▶ Data rows
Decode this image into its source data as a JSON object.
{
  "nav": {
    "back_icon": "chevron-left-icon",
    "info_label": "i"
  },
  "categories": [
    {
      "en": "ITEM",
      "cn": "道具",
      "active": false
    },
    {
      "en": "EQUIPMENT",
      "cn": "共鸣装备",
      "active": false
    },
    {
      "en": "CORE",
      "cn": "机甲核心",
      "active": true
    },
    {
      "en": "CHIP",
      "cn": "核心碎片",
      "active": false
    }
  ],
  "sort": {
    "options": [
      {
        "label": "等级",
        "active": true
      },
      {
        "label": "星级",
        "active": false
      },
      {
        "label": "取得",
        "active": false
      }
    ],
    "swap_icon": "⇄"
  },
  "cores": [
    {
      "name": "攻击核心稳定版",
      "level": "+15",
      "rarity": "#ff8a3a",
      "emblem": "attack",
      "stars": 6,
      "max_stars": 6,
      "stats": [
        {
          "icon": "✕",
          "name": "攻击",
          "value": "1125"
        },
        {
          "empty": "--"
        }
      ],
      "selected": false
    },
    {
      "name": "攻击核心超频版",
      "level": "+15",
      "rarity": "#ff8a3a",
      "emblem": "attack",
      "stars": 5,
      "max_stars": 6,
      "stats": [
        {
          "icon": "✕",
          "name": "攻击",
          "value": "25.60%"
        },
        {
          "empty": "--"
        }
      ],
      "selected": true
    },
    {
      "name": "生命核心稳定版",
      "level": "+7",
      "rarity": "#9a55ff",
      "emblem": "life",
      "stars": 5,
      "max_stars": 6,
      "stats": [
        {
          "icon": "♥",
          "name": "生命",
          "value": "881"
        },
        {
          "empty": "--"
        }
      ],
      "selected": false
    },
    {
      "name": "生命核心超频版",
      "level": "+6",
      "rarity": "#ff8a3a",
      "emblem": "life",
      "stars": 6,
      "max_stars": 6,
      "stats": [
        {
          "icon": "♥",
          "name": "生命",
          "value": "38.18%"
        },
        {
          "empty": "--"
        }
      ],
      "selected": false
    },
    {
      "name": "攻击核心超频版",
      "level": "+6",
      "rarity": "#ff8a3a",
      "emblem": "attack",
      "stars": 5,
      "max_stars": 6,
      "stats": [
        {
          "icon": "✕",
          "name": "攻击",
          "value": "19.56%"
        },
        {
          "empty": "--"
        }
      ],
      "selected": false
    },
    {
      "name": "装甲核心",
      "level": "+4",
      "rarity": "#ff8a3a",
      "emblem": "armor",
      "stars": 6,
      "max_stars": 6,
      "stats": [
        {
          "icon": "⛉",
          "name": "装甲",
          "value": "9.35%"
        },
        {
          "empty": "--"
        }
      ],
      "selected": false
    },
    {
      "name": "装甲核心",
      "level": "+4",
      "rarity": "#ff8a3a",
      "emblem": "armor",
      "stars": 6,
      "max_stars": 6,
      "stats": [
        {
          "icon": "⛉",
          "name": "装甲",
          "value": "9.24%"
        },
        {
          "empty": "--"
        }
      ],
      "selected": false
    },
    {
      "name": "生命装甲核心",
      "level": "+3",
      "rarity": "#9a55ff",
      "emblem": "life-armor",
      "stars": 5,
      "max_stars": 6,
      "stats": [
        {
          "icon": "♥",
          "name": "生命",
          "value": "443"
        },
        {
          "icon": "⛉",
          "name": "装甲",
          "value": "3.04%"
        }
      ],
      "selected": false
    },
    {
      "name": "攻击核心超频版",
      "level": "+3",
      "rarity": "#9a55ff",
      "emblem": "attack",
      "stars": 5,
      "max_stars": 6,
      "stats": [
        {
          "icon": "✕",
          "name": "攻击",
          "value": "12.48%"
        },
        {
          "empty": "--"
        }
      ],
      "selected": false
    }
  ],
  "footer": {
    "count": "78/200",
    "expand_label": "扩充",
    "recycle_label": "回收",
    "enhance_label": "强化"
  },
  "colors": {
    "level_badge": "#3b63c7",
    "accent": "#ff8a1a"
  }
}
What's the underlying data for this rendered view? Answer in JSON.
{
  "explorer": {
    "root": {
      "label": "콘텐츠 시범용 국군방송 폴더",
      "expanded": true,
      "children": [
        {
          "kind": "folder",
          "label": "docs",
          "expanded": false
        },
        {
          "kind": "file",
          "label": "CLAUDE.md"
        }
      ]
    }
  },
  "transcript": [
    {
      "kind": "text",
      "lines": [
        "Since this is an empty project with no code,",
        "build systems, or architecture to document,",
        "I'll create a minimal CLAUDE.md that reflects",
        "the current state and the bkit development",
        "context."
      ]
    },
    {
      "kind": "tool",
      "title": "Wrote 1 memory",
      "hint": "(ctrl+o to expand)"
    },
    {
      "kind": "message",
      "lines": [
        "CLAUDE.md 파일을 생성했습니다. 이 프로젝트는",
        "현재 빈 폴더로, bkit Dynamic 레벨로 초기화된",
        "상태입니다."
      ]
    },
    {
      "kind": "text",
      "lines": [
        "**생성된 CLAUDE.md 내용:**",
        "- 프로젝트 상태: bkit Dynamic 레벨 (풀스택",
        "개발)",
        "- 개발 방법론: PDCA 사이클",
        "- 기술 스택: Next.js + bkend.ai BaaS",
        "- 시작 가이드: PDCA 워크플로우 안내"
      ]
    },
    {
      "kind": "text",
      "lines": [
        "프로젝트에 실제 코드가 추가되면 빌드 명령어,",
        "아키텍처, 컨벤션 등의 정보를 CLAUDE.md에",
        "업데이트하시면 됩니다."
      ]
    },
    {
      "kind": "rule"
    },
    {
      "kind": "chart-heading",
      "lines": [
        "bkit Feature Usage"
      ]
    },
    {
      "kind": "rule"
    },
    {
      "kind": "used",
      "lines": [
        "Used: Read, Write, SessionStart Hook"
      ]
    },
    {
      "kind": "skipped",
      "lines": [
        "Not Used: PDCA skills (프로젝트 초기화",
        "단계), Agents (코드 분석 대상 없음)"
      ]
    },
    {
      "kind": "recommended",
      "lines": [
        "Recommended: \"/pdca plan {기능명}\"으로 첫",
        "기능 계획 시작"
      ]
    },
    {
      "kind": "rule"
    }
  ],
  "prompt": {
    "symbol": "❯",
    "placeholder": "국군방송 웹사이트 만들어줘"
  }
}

▶ Exercise directions
Output the listing above word for word.

▶ Solution to this task
Decode this image into its source data as a JSON object.
{
  "nav": {
    "back_icon": "chevron-left-icon",
    "info_label": "i"
  },
  "categories": [
    {
      "en": "ITEM",
      "cn": "道具",
      "active": false
    },
    {
      "en": "EQUIPMENT",
      "cn": "共鸣装备",
      "active": false
    },
    {
      "en": "CORE",
      "cn": "机甲核心",
      "active": true
    },
    {
      "en": "CHIP",
      "cn": "核心碎片",
      "active": false
    }
  ],
  "sort": {
    "options": [
      {
        "label": "等级",
        "active": true
      },
      {
        "label": "星级",
        "active": false
      },
      {
        "label": "取得",
        "active": false
      }
    ],
    "swap_icon": "⇄"
  },
  "cores": [
    {
      "name": "攻击核心稳定版",
      "level": "+15",
      "rarity": "#ff8a3a",
      "emblem": "attack",
      "stars": 6,
      "max_stars": 6,
      "stats": [
        {
          "icon": "✕",
          "name": "攻击",
          "value": "1125"
        },
        {
          "empty": "--"
        }
      ],
      "selected": false
    },
    {
      "name": "攻击核心超频版",
      "level": "+15",
      "rarity": "#ff8a3a",
      "emblem": "attack",
      "stars": 5,
      "max_stars": 6,
      "stats": [
        {
          "icon": "✕",
          "name": "攻击",
          "value": "25.60%"
        },
        {
          "empty": "--"
        }
      ],
      "selected": true
    },
    {
      "name": "生命核心稳定版",
      "level": "+7",
      "rarity": "#9a55ff",
      "emblem": "life",
      "stars": 5,
      "max_stars": 6,
      "stats": [
        {
          "icon": "♥",
          "name": "生命",
          "value": "881"
        },
        {
          "empty": "--"
        }
      ],
      "selected": false
    },
    {
      "name": "生命核心超频版",
      "level": "+6",
      "rarity": "#ff8a3a",
      "emblem": "life",
      "stars": 6,
      "max_stars": 6,
      "stats": [
        {
          "icon": "♥",
          "name": "生命",
          "value": "38.18%"
        },
        {
          "empty": "--"
        }
      ],
      "selected": false
    },
    {
      "name": "攻击核心超频版",
      "level": "+6",
      "rarity": "#ff8a3a",
      "emblem": "attack",
      "stars": 5,
      "max_stars": 6,
      "stats": [
        {
          "icon": "✕",
          "name": "攻击",
          "value": "19.56%"
        },
        {
          "empty": "--"
        }
      ],
      "selected": false
    },
    {
      "name": "装甲核心",
      "level": "+4",
      "rarity": "#ff8a3a",
      "emblem": "armor",
      "stars": 6,
      "max_stars": 6,
      "stats": [
        {
          "icon": "⛉",
          "name": "装甲",
          "value": "9.35%"
        },
        {
          "empty": "--"
        }
      ],
      "selected": false
    },
    {
      "name": "装甲核心",
      "level": "+4",
      "rarity": "#ff8a3a",
      "emblem": "armor",
      "stars": 6,
      "max_stars": 6,
      "stats": [
        {
          "icon": "⛉",
          "name": "装甲",
          "value": "9.24%"
        },
        {
          "empty": "--"
        }
      ],
      "selected": false
    },
    {
      "name": "生命装甲核心",
      "level": "+3",
      "rarity": "#9a55ff",
      "emblem": "life-armor",
      "stars": 5,
      "max_stars": 6,
      "stats": [
        {
          "icon": "♥",
          "name": "生命",
          "value": "443"
        },
        {
          "icon": "⛉",
          "name": "装甲",
          "value": "3.04%"
        }
      ],
      "selected": false
    },
    {
      "name": "攻击核心超频版",
      "level": "+3",
      "rarity": "#9a55ff",
      "emblem": "attack",
      "stars": 5,
      "max_stars": 6,
      "stats": [
        {
          "icon": "✕",
          "name": "攻击",
          "value": "12.48%"
        },
        {
          "empty": "--"
        }
      ],
      "selected": false
    }
  ],
  "footer": {
    "count": "78/200",
    "expand_label": "扩充",
    "recycle_label": "回收",
    "enhance_label": "强化"
  },
  "colors": {
    "level_badge": "#3b63c7",
    "accent": "#ff8a1a"
  }
}
What's the underlying data for this rendered view? Answer in JSON.
{
  "explorer": {
    "root": {
      "label": "콘텐츠 시범용 국군방송 폴더",
      "expanded": true,
      "children": [
        {
          "kind": "folder",
          "label": "docs",
          "expanded": false
        },
        {
          "kind": "file",
          "label": "CLAUDE.md"
        }
      ]
    }
  },
  "transcript": [
    {
      "kind": "text",
      "lines": [
        "Since this is an empty project with no code,",
        "build systems, or architecture to document,",
        "I'll create a minimal CLAUDE.md that reflects",
        "the current state and the bkit development",
        "context."
      ]
    },
    {
      "kind": "tool",
      "title": "Wrote 1 memory",
      "hint": "(ctrl+o to expand)"
    },
    {
      "kind": "message",
      "lines": [
        "CLAUDE.md 파일을 생성했습니다. 이 프로젝트는",
        "현재 빈 폴더로, bkit Dynamic 레벨로 초기화된",
        "상태입니다."
      ]
    },
    {
      "kind": "text",
      "lines": [
        "**생성된 CLAUDE.md 내용:**",
        "- 프로젝트 상태: bkit Dynamic 레벨 (풀스택",
        "개발)",
        "- 개발 방법론: PDCA 사이클",
        "- 기술 스택: Next.js + bkend.ai BaaS",
        "- 시작 가이드: PDCA 워크플로우 안내"
      ]
    },
    {
      "kind": "text",
      "lines": [
        "프로젝트에 실제 코드가 추가되면 빌드 명령어,",
        "아키텍처, 컨벤션 등의 정보를 CLAUDE.md에",
        "업데이트하시면 됩니다."
      ]
    },
    {
      "kind": "rule"
    },
    {
      "kind": "chart-heading",
      "lines": [
        "bkit Feature Usage"
      ]
    },
    {
      "kind": "rule"
    },
    {
      "kind": "used",
      "lines": [
        "Used: Read, Write, SessionStart Hook"
      ]
    },
    {
      "kind": "skipped",
      "lines": [
        "Not Used: PDCA skills (프로젝트 초기화",
        "단계), Agents (코드 분석 대상 없음)"
      ]
    },
    {
      "kind": "recommended",
      "lines": [
        "Recommended: \"/pdca plan {기능명}\"으로 첫",
        "기능 계획 시작"
      ]
    },
    {
      "kind": "rule"
    }
  ],
  "prompt": {
    "symbol": "❯",
    "placeholder": "국군방송 웹사이트 만들어줘"
  }
}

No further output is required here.